__PROBLEM TO SOLVE__:
Copy out all of the material, matching it word for word.
━━━━━━━━━━
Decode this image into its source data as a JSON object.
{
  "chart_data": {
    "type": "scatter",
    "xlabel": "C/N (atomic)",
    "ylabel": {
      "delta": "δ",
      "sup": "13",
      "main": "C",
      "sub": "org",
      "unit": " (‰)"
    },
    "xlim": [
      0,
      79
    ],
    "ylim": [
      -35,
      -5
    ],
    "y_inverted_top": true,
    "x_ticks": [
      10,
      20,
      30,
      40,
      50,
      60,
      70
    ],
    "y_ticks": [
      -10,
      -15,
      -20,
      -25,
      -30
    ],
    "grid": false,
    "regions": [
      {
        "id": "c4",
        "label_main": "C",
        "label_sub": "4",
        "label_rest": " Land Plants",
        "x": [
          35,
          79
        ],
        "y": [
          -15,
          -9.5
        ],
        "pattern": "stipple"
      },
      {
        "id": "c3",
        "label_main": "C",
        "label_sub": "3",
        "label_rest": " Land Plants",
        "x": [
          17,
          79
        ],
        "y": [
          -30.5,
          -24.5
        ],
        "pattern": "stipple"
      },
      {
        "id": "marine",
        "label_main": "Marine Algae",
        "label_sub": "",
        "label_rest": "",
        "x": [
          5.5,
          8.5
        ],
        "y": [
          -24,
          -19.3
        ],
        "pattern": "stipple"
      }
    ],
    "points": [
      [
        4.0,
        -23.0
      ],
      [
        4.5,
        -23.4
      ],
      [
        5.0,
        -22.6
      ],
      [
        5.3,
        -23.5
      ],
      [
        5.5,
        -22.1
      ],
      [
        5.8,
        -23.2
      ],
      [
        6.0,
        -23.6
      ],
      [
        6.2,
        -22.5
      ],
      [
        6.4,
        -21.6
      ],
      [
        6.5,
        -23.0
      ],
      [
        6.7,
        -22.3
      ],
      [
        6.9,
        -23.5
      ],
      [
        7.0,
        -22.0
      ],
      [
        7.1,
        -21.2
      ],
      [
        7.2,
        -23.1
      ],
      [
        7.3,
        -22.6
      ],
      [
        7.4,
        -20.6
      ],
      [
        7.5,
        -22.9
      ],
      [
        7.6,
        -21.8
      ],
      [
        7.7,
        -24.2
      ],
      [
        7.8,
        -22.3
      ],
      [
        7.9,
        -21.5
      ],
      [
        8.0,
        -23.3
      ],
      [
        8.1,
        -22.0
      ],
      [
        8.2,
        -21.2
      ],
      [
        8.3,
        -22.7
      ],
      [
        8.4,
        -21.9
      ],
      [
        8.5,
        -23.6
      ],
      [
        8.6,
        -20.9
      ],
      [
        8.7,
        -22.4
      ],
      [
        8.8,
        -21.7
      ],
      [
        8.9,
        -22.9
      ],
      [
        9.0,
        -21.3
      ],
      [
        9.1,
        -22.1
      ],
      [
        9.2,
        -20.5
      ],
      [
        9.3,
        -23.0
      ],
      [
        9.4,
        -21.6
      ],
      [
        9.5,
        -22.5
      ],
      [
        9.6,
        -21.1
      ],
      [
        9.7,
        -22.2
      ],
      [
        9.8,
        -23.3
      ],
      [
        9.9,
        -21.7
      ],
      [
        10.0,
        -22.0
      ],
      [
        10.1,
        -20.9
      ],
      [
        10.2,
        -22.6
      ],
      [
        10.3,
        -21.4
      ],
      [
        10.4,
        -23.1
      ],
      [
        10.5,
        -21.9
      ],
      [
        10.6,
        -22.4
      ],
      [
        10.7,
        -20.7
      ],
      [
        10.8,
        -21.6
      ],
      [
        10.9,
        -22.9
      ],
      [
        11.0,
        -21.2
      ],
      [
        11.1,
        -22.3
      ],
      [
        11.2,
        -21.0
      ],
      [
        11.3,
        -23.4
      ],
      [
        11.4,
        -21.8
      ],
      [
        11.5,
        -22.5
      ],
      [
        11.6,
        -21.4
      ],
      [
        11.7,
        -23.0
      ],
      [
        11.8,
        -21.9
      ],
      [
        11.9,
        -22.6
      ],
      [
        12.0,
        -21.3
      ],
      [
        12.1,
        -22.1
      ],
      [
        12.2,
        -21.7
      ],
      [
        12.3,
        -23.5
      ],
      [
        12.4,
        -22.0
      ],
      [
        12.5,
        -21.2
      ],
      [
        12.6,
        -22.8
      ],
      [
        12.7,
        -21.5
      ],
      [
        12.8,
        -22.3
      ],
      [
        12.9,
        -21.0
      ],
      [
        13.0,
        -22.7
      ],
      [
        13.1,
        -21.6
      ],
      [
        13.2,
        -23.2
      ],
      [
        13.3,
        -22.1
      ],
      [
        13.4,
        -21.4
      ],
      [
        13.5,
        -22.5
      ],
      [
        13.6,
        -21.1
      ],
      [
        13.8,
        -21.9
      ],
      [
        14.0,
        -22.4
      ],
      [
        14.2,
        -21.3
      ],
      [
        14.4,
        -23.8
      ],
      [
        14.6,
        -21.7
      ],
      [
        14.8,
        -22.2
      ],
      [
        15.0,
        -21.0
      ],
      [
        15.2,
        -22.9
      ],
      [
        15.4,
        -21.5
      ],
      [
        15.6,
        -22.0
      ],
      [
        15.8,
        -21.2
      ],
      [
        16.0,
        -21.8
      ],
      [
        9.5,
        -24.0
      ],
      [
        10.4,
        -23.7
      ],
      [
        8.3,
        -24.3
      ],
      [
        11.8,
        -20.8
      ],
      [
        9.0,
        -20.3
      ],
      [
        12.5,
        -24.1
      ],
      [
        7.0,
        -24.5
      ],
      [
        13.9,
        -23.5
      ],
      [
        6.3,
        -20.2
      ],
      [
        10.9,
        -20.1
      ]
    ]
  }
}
━━━━━━━━━━
__RESULT OF THIS EXERCISE__:
Decode this image into its source data as a JSON object.
{
  "chart_data": {
    "type": "scatter",
    "xlabel": "C/N (atomic)",
    "ylabel": {
      "delta": "δ",
      "sup": "13",
      "main": "C",
      "sub": "org",
      "unit": " (‰)"
    },
    "xlim": [
      0,
      79
    ],
    "ylim": [
      -35,
      -5
    ],
    "y_inverted_top": true,
    "x_ticks": [
      10,
      20,
      30,
      40,
      50,
      60,
      70
    ],
    "y_ticks": [
      -10,
      -15,
      -20,
      -25,
      -30
    ],
    "grid": false,
    "regions": [
      {
        "id": "c4",
        "label_main": "C",
        "label_sub": "4",
        "label_rest": " Land Plants",
        "x": [
          35,
          79
        ],
        "y": [
          -15,
          -9.5
        ],
        "pattern": "stipple"
      },
      {
        "id": "c3",
        "label_main": "C",
        "label_sub": "3",
        "label_rest": " Land Plants",
        "x": [
          17,
          79
        ],
        "y": [
          -30.5,
          -24.5
        ],
        "pattern": "stipple"
      },
      {
        "id": "marine",
        "label_main": "Marine Algae",
        "label_sub": "",
        "label_rest": "",
        "x": [
          5.5,
          8.5
        ],
        "y": [
          -24,
          -19.3
        ],
        "pattern": "stipple"
      }
    ],
    "points": [
      [
        4.0,
        -23.0
      ],
      [
        4.5,
        -23.4
      ],
      [
        5.0,
        -22.6
      ],
      [
        5.3,
        -23.5
      ],
      [
        5.5,
        -22.1
      ],
      [
        5.8,
        -23.2
      ],
      [
        6.0,
        -23.6
      ],
      [
        6.2,
        -22.5
      ],
      [
        6.4,
        -21.6
      ],
      [
        6.5,
        -23.0
      ],
      [
        6.7,
        -22.3
      ],
      [
        6.9,
        -23.5
      ],
      [
        7.0,
        -22.0
      ],
      [
        7.1,
        -21.2
      ],
      [
        7.2,
        -23.1
      ],
      [
        7.3,
        -22.6
      ],
      [
        7.4,
        -20.6
      ],
      [
        7.5,
        -22.9
      ],
      [
        7.6,
        -21.8
      ],
      [
        7.7,
        -24.2
      ],
      [
        7.8,
        -22.3
      ],
      [
        7.9,
        -21.5
      ],
      [
        8.0,
        -23.3
      ],
      [
        8.1,
        -22.0
      ],
      [
        8.2,
        -21.2
      ],
      [
        8.3,
        -22.7
      ],
      [
        8.4,
        -21.9
      ],
      [
        8.5,
        -23.6
      ],
      [
        8.6,
        -20.9
      ],
      [
        8.7,
        -22.4
      ],
      [
        8.8,
        -21.7
      ],
      [
        8.9,
        -22.9
      ],
      [
        9.0,
        -21.3
      ],
      [
        9.1,
        -22.1
      ],
      [
        9.2,
        -20.5
      ],
      [
        9.3,
        -23.0
      ],
      [
        9.4,
        -21.6
      ],
      [
        9.5,
        -22.5
      ],
      [
        9.6,
        -21.1
      ],
      [
        9.7,
        -22.2
      ],
      [
        9.8,
        -23.3
      ],
      [
        9.9,
        -21.7
      ],
      [
        10.0,
        -22.0
      ],
      [
        10.1,
        -20.9
      ],
      [
        10.2,
        -22.6
      ],
      [
        10.3,
        -21.4
      ],
      [
        10.4,
        -23.1
      ],
      [
        10.5,
        -21.9
      ],
      [
        10.6,
        -22.4
      ],
      [
        10.7,
        -20.7
      ],
      [
        10.8,
        -21.6
      ],
      [
        10.9,
        -22.9
      ],
      [
        11.0,
        -21.2
      ],
      [
        11.1,
        -22.3
      ],
      [
        11.2,
        -21.0
      ],
      [
        11.3,
        -23.4
      ],
      [
        11.4,
        -21.8
      ],
      [
        11.5,
        -22.5
      ],
      [
        11.6,
        -21.4
      ],
      [
        11.7,
        -23.0
      ],
      [
        11.8,
        -21.9
      ],
      [
        11.9,
        -22.6
      ],
      [
        12.0,
        -21.3
      ],
      [
        12.1,
        -22.1
      ],
      [
        12.2,
        -21.7
      ],
      [
        12.3,
        -23.5
      ],
      [
        12.4,
        -22.0
      ],
      [
        12.5,
        -21.2
      ],
      [
        12.6,
        -22.8
      ],
      [
        12.7,
        -21.5
      ],
      [
        12.8,
        -22.3
      ],
      [
        12.9,
        -21.0
      ],
      [
        13.0,
        -22.7
      ],
      [
        13.1,
        -21.6
      ],
      [
        13.2,
        -23.2
      ],
      [
        13.3,
        -22.1
      ],
      [
        13.4,
        -21.4
      ],
      [
        13.5,
        -22.5
      ],
      [
        13.6,
        -21.1
      ],
      [
        13.8,
        -21.9
      ],
      [
        14.0,
        -22.4
      ],
      [
        14.2,
        -21.3
      ],
      [
        14.4,
        -23.8
      ],
      [
        14.6,
        -21.7
      ],
      [
        14.8,
        -22.2
      ],
      [
        15.0,
        -21.0
      ],
      [
        15.2,
        -22.9
      ],
      [
        15.4,
        -21.5
      ],
      [
        15.6,
        -22.0
      ],
      [
        15.8,
        -21.2
      ],
      [
        16.0,
        -21.8
      ],
      [
        9.5,
        -24.0
      ],
      [
        10.4,
        -23.7
      ],
      [
        8.3,
        -24.3
      ],
      [
        11.8,
        -20.8
      ],
      [
        9.0,
        -20.3
      ],
      [
        12.5,
        -24.1
      ],
      [
        7.0,
        -24.5
      ],
      [
        13.9,
        -23.5
      ],
      [
        6.3,
        -20.2
      ],
      [
        10.9,
        -20.1
      ]
    ]
  }
}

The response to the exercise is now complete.